What this task involves
Copy out all lines in the data below containing the string "title".

--- start ---

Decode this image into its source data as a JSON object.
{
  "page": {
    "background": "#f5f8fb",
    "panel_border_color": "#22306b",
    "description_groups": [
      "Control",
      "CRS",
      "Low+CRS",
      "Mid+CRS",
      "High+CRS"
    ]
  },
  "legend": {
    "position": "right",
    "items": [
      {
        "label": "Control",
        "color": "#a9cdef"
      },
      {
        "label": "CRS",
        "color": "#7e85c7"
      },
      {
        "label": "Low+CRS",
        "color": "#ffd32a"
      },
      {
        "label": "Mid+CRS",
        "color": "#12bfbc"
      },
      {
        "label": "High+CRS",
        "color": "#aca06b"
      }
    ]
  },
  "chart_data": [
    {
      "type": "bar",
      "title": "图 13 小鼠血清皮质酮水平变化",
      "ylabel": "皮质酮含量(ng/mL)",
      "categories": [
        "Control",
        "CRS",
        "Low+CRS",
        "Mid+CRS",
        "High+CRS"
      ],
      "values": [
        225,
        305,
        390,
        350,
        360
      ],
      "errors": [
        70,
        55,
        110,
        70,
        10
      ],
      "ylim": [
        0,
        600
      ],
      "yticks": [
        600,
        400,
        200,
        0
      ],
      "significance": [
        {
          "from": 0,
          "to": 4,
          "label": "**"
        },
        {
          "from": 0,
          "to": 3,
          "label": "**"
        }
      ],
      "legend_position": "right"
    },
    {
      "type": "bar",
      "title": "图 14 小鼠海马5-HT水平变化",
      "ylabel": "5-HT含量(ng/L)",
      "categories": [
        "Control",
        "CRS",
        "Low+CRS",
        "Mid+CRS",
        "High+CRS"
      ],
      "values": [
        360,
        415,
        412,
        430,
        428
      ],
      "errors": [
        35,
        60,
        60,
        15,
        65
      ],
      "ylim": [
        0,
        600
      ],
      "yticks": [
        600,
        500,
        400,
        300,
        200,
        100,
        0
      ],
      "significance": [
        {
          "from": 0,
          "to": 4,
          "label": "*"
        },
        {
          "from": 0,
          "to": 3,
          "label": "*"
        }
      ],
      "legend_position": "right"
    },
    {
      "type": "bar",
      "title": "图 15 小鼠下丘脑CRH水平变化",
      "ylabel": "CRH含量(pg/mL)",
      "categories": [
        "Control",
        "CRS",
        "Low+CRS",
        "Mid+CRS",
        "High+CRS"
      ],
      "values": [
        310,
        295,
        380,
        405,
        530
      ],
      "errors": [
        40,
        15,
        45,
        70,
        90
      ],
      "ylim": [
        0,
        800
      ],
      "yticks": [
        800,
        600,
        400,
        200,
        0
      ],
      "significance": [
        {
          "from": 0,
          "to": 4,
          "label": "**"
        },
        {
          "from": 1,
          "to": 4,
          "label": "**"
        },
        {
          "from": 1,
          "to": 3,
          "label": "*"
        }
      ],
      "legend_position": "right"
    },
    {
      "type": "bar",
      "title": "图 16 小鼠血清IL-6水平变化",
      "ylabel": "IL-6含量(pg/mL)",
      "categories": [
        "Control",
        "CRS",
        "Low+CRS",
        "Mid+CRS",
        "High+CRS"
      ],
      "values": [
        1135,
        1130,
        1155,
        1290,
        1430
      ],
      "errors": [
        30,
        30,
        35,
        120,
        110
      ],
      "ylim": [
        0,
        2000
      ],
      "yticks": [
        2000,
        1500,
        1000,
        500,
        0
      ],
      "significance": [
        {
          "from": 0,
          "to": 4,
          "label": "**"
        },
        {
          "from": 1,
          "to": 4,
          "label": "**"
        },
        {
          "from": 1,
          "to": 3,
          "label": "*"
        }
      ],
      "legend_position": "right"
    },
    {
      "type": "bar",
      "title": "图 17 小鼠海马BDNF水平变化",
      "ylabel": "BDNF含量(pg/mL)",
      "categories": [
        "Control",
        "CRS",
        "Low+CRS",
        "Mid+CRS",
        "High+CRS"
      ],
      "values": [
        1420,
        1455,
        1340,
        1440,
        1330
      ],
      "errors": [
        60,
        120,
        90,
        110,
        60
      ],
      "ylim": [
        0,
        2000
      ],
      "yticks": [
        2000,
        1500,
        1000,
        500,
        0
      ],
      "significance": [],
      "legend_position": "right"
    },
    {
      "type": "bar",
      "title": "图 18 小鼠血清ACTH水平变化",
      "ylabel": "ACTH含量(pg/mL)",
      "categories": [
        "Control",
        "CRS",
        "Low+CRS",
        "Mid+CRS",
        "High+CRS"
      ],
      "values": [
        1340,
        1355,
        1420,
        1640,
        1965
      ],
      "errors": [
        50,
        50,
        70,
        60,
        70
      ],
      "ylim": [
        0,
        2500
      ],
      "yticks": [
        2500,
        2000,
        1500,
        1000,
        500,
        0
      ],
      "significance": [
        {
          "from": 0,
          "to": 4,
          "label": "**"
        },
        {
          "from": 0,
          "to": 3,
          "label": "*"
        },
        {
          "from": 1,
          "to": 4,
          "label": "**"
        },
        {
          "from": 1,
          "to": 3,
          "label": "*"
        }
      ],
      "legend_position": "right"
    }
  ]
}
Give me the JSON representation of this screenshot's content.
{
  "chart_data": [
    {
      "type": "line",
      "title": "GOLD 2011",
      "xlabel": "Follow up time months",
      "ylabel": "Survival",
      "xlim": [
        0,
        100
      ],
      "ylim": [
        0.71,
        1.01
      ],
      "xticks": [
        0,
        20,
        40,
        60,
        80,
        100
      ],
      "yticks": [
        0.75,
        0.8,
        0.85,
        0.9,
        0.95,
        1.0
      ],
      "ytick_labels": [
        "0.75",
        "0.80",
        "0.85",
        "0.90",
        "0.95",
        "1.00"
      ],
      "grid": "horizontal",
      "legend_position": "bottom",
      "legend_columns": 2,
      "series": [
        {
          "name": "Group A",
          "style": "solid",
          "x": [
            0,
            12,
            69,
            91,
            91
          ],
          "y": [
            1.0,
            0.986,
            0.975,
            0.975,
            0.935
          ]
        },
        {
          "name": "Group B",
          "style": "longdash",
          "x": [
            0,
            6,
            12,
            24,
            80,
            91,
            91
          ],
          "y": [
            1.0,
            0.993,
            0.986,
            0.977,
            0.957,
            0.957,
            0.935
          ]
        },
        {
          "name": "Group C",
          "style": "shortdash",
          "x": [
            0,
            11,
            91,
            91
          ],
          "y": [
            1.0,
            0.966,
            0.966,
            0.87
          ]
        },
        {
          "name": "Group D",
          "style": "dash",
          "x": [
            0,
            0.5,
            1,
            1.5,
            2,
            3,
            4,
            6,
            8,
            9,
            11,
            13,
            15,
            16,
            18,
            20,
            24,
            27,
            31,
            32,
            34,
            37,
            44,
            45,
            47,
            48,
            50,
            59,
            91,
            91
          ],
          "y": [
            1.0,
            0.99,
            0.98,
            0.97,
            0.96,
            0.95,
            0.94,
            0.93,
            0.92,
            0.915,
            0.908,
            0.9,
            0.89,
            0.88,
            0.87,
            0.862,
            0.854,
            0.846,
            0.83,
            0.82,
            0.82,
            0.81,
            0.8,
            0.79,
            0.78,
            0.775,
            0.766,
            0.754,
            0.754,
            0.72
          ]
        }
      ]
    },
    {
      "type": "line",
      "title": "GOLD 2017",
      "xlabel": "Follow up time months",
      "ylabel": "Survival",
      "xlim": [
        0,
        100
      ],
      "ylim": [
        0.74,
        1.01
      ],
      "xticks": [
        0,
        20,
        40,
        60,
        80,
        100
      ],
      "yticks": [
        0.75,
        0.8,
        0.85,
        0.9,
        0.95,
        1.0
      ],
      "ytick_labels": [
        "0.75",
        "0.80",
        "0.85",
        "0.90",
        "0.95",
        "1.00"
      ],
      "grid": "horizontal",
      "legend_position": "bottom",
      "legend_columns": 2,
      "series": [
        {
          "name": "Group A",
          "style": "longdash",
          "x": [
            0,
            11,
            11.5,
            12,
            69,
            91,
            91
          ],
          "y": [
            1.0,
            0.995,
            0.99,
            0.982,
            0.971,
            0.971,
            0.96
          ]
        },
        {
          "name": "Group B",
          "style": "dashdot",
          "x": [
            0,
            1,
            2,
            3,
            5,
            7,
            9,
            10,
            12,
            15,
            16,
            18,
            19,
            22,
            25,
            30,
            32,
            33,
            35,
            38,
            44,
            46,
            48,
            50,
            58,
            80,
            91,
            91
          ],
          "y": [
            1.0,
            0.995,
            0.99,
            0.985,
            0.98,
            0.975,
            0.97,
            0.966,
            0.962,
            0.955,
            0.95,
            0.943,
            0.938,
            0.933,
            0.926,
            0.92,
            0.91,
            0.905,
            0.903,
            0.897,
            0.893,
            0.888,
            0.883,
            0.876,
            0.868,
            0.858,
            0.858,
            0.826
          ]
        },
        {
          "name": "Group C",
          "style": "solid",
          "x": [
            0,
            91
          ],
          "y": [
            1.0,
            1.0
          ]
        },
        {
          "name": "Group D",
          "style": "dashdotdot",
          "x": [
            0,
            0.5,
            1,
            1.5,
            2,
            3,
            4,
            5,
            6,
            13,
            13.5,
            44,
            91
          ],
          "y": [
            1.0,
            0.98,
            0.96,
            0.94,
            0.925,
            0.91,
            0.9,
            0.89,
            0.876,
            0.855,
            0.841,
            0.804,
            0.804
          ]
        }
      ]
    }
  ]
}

--- end ---

Exercise result
      "title": "图 13 小鼠血清皮质酮水平变化",
      "title": "图 14 小鼠海马5-HT水平变化",
      "title": "图 15 小鼠下丘脑CRH水平变化",
      "title": "图 16 小鼠血清IL-6水平变化",
      "title": "图 17 小鼠海马BDNF水平变化",
      "title": "图 18 小鼠血清ACTH水平变化",
      "title": "GOLD 2011",
      "title": "GOLD 2017",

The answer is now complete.